Pick up the review of the Netflix series Wellmania that follows and continue it from its final sentence.

__EXTRACT__.
+++++

When your life falls apart, detoxing your soul isn’t as easy as juicing it.
Wellmania (2023) is a whip-smart, emotional rollercoaster based on Brigid Delaney’s book Wellmania: Misadventures in the Search for Wellness. The Netflix series follows Liv Healy (played brilliantly by Celeste Barber), a food writer and hard-partying bon vivant who returns to Australia — only to discover she can’t get back to New York unless she passes a health test.
Cue a desperate plunge into the bizarre, obsessive, and often hypocritical world of modern wellness.
What begins as a logistical obstacle soon becomes a full-body (and full-soul) reboot. Liv hurls herself into a series of extreme health fads: colonics, breathwork, juice cleanses, chakra realignment, raw food, and public vulnerability — all while trying to reconnect with her estranged family, face past trauma, and stay relevant in a world that seems to be moving on without her.
Wellmania brilliantly balances satire and sincerity. It skewers the billion-dollar wellness industry — how healing is marketed, monetized, and often more performative than personal — yet it never loses sight of Liv’s very real emotional journey. Beneath the sarcasm and spa-day disasters is a woman trying to find meaning in a life that no longer fits.

+++++

__DATA__.
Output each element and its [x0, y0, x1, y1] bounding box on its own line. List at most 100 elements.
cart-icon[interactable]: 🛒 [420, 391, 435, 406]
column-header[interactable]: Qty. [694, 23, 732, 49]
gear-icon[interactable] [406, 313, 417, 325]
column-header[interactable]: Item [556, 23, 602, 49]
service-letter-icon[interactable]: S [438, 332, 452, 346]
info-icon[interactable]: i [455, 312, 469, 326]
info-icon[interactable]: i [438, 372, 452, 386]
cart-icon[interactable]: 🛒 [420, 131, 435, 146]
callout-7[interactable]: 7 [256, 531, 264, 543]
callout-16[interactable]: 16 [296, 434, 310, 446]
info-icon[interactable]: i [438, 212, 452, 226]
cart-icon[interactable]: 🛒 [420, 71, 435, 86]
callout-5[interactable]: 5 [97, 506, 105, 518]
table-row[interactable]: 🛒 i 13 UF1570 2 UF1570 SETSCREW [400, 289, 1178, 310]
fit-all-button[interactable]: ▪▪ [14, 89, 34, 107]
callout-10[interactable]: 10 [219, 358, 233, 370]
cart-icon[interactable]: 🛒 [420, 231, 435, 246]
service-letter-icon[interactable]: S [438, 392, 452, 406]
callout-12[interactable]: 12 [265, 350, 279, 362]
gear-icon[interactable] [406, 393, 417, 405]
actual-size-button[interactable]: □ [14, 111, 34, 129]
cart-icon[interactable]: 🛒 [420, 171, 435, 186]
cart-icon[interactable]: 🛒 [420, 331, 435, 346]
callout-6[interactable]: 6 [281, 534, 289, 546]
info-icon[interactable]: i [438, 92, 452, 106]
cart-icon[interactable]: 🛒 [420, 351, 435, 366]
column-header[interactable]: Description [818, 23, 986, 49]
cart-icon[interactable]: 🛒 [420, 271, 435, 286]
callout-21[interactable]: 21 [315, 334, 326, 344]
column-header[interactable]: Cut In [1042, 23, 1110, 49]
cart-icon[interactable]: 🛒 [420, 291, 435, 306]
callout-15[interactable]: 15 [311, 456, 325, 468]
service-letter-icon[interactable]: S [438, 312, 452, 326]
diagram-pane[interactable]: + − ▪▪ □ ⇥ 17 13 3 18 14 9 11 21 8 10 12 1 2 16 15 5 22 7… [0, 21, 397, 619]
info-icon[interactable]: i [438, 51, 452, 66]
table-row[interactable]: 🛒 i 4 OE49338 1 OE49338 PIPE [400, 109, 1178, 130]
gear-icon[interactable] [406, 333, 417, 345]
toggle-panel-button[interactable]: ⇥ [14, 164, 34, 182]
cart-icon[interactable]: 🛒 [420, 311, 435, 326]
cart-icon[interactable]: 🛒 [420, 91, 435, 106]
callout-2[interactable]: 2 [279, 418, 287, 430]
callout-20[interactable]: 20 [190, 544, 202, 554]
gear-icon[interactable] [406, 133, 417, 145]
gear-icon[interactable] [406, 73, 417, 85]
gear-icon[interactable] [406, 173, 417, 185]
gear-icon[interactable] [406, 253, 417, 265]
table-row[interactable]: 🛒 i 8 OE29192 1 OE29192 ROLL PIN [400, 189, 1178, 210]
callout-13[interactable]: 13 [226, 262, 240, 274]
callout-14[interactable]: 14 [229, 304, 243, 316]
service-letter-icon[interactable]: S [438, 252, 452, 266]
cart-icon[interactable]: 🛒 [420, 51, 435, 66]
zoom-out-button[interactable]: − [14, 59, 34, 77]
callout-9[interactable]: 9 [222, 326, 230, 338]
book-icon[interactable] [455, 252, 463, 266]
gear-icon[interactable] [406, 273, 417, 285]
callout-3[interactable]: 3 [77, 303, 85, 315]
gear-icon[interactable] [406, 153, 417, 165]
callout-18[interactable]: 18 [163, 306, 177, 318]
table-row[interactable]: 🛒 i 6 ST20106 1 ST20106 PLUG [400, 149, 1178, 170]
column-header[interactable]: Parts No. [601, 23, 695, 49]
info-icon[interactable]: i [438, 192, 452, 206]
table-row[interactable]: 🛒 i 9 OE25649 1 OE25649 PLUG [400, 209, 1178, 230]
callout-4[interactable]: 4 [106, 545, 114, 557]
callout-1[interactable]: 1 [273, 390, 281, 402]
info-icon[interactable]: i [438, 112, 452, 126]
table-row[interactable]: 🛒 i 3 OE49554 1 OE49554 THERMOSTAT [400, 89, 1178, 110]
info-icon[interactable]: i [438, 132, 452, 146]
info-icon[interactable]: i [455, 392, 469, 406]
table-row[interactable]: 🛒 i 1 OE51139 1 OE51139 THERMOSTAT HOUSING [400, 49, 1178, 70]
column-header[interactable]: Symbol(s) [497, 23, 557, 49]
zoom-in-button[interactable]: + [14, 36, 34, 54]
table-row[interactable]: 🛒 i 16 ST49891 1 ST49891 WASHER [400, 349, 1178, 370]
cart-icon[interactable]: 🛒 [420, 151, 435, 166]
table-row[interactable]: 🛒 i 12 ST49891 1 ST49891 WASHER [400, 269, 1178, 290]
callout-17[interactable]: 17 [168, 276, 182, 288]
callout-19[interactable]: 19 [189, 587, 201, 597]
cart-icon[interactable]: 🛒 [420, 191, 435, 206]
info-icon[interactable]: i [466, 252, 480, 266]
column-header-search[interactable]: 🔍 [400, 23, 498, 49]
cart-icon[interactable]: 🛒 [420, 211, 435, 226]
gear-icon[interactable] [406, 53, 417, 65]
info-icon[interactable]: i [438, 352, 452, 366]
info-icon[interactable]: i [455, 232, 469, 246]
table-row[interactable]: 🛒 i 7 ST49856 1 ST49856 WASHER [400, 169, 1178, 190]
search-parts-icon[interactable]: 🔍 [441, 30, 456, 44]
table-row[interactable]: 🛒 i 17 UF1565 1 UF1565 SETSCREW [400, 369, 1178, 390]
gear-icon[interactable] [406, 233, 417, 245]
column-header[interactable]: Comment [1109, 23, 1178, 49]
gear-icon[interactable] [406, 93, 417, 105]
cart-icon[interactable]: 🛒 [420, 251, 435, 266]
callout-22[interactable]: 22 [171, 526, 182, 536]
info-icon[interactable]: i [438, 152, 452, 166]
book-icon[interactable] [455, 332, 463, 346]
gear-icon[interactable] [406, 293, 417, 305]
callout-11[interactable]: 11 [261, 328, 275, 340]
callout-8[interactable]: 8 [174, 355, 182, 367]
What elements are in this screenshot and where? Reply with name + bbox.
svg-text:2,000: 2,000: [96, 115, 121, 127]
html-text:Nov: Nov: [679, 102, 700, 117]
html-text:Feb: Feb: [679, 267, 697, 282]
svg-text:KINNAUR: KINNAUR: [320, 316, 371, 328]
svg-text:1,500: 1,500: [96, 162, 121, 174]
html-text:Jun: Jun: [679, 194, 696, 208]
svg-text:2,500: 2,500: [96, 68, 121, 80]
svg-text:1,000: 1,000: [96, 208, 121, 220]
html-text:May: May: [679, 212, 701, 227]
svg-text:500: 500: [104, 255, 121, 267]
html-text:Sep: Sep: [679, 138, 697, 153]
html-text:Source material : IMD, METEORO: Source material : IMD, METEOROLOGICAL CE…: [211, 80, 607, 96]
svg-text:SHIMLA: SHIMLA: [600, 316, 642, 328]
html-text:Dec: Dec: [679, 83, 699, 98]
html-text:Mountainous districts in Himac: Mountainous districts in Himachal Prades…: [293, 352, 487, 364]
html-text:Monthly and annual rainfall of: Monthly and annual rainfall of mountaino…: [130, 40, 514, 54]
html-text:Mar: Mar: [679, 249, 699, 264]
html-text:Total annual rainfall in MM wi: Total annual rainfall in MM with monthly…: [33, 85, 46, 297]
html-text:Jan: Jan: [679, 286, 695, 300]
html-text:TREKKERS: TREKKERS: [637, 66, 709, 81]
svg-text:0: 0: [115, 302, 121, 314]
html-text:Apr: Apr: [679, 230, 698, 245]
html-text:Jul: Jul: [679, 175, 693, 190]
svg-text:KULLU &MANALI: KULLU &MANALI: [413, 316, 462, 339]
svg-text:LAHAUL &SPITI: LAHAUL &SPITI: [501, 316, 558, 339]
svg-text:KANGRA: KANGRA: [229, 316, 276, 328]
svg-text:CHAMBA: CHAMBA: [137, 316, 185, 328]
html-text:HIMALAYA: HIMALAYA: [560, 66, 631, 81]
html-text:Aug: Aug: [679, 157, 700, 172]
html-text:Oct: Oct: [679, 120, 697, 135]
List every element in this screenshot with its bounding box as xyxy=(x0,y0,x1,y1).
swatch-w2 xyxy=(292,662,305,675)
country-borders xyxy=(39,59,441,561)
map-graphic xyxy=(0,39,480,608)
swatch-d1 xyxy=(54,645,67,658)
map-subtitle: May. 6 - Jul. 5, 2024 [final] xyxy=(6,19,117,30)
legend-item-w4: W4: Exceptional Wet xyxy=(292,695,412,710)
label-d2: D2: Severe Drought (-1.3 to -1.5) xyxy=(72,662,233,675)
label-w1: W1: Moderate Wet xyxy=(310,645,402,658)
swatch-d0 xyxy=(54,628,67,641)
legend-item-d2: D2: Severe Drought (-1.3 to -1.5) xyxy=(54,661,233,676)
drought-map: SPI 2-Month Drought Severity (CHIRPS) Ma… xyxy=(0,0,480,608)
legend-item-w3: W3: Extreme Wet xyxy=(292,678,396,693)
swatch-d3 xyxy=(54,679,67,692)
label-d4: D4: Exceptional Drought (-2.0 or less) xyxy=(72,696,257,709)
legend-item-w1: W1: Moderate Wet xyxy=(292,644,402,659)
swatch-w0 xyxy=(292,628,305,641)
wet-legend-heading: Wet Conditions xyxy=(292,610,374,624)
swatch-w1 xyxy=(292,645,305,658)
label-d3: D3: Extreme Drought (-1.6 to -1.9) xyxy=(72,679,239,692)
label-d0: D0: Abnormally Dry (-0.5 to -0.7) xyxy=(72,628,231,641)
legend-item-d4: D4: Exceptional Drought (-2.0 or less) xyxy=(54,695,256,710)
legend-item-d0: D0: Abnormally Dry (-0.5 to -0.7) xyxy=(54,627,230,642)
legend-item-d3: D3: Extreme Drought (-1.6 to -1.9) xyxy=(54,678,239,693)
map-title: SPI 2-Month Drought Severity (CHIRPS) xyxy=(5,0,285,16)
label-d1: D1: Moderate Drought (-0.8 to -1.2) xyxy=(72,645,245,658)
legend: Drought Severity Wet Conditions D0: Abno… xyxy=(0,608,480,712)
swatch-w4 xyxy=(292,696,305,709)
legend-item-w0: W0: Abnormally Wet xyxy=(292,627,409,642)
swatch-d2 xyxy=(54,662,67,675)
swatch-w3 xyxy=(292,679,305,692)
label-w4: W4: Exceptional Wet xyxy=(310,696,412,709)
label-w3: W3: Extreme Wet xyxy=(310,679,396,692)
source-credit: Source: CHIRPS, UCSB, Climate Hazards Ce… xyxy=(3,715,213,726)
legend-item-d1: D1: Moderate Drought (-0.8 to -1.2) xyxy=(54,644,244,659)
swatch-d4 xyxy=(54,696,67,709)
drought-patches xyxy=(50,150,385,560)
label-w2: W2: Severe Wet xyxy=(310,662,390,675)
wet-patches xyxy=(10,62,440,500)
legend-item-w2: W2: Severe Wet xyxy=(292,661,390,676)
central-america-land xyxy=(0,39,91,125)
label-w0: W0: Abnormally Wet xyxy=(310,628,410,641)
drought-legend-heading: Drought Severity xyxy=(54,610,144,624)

+++++

__SOLVED EXERCISE__.
Celeste Barber brings her trademark comedic timing, but also reveals surprising dramatic depth. Liv is messy, often selfish, frequently hilarious — but her evolution feels authentic. The show doesn’t pretend there’s a quick fix. Healing, it argues, is chaotic, inconsistent, and far from Instagrammable.
Visually, the series is punchy and polished, full of fast cuts, quirky wellness aesthetics, and vibrant Sydney backdrops. It’s Eat Pray Love by way of Fleabag, with just a touch of Black Mirror for how absurd wellness culture can be when taken too far.
Ultimately, Wellmania asks: What does it mean to be well? And who decides what healing looks like?